[WHAT IS REQUIRED] Give only the count of lines containing "donné".

Data listing
........
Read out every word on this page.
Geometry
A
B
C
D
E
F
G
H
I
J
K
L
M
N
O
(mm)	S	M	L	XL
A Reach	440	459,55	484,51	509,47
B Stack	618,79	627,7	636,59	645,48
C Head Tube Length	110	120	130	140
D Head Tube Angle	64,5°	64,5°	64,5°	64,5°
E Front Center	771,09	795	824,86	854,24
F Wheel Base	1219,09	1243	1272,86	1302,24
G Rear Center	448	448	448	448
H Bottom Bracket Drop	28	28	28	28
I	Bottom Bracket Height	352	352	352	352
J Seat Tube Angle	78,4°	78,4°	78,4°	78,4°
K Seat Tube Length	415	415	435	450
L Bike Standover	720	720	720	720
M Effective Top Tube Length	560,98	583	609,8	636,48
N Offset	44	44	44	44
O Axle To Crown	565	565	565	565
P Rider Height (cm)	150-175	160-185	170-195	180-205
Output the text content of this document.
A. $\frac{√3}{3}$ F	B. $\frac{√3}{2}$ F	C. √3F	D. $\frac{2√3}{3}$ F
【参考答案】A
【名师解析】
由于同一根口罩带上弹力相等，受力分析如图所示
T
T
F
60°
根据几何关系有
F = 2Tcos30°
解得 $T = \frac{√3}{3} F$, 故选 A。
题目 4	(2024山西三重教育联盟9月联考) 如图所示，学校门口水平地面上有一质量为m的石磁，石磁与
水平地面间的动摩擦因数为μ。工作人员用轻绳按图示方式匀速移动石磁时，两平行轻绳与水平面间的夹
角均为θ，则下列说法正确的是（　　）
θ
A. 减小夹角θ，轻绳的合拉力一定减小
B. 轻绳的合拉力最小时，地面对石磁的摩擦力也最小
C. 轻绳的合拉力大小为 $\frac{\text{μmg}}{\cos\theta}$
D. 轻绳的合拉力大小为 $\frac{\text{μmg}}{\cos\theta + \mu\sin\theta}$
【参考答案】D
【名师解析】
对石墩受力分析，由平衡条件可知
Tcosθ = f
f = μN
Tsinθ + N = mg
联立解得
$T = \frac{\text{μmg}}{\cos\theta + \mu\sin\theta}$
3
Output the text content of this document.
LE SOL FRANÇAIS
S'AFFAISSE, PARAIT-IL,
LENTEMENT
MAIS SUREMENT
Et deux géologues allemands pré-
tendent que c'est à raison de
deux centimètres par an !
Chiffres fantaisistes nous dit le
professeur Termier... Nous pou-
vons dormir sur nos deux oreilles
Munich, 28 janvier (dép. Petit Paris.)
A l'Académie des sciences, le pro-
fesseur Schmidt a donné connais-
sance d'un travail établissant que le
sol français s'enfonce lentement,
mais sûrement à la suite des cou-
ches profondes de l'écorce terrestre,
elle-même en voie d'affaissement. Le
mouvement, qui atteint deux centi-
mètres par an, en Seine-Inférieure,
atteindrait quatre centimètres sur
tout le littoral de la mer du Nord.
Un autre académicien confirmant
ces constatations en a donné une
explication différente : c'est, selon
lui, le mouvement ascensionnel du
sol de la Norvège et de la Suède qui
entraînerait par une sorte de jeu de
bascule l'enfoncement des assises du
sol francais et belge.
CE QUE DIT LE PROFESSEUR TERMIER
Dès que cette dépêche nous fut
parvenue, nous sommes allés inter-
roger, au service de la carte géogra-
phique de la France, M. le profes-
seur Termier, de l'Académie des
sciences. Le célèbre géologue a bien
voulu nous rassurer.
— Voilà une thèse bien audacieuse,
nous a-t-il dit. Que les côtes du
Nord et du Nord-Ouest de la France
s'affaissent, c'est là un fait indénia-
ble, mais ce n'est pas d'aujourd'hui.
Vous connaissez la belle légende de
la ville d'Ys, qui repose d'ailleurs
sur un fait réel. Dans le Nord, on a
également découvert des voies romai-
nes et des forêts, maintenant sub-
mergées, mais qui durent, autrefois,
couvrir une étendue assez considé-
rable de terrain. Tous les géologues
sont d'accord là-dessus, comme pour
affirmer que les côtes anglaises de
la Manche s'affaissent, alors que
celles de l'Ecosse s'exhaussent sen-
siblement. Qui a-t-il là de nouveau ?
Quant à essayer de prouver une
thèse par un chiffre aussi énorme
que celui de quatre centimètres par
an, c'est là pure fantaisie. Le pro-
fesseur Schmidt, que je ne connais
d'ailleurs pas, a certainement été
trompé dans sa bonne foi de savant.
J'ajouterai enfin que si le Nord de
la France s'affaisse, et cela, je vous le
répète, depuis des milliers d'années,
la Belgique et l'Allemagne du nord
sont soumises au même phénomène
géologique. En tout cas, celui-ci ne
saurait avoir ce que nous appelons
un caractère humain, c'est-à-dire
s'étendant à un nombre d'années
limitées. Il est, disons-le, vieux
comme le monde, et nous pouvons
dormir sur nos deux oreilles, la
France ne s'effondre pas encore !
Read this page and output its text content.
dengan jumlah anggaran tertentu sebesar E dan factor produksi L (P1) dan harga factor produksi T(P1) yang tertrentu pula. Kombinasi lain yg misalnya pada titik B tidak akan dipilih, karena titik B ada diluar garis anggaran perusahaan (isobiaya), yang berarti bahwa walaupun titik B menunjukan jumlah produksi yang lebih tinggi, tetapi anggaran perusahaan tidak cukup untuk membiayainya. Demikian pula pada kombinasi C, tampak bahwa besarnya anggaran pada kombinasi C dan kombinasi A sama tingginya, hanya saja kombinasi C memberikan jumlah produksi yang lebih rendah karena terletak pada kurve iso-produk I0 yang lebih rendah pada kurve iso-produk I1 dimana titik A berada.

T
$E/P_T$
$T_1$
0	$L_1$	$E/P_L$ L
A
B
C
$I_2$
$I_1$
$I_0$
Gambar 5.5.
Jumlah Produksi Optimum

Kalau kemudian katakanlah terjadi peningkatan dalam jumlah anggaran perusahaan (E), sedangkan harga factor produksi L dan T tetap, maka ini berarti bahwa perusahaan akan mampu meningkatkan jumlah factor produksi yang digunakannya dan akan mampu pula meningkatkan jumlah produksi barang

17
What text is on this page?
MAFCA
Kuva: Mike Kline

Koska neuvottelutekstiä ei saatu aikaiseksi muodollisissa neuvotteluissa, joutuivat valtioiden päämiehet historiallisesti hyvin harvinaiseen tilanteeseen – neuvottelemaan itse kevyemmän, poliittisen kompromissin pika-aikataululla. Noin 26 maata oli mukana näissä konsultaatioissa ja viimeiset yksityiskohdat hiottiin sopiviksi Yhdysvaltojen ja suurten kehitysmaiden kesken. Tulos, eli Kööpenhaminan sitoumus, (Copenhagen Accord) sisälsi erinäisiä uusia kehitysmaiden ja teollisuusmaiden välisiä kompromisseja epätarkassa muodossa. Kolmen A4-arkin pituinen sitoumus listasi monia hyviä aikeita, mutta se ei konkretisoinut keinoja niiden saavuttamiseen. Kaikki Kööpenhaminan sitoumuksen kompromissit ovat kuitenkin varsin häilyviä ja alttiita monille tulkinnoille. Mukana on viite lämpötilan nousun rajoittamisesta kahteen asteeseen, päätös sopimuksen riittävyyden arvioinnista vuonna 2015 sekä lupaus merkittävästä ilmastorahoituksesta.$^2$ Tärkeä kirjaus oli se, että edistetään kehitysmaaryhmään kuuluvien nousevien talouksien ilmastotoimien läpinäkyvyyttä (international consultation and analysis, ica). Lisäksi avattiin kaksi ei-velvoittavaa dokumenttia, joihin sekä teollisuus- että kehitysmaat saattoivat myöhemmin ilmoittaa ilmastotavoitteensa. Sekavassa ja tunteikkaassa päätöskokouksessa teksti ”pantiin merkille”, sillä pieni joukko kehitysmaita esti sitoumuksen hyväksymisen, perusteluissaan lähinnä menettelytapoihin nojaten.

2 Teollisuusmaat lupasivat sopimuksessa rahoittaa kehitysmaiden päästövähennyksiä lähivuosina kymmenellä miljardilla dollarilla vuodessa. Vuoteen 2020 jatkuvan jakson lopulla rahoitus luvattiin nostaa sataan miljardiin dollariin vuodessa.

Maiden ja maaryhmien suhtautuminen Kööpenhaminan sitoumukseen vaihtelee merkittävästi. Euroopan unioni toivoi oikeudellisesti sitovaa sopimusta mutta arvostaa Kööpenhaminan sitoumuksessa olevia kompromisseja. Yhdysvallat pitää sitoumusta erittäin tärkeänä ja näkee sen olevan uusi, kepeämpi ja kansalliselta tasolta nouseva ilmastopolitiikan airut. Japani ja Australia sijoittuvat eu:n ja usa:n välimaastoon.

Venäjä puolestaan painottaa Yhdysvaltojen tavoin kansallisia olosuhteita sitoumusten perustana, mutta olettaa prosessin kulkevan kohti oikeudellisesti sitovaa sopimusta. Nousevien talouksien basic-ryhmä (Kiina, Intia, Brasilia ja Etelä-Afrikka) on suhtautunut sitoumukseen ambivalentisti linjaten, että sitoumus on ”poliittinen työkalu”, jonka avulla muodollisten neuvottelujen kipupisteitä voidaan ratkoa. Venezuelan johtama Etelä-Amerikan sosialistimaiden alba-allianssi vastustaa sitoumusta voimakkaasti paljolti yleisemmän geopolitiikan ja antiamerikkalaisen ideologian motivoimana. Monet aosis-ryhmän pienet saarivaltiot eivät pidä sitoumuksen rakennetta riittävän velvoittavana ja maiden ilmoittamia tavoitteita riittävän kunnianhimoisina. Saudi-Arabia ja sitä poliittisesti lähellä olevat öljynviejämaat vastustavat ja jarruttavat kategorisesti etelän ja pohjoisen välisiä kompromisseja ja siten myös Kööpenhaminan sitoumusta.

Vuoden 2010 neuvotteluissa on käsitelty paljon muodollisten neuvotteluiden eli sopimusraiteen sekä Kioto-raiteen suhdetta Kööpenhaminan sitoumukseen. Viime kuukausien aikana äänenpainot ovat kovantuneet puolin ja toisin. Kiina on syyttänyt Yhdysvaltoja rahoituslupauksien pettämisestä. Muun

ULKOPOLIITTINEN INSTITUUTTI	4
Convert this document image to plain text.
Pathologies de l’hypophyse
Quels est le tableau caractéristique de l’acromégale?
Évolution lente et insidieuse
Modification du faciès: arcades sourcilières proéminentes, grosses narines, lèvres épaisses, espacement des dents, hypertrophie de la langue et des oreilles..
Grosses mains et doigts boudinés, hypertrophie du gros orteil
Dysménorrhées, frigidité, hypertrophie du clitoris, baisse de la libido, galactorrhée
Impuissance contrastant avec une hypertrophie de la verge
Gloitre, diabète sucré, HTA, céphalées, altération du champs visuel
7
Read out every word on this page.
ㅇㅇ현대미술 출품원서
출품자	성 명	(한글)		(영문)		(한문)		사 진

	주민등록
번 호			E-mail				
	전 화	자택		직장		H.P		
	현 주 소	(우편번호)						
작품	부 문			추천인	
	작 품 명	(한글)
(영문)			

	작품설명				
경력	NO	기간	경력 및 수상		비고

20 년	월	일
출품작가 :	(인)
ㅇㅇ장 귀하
........
[EXPECTED ANSWER] 2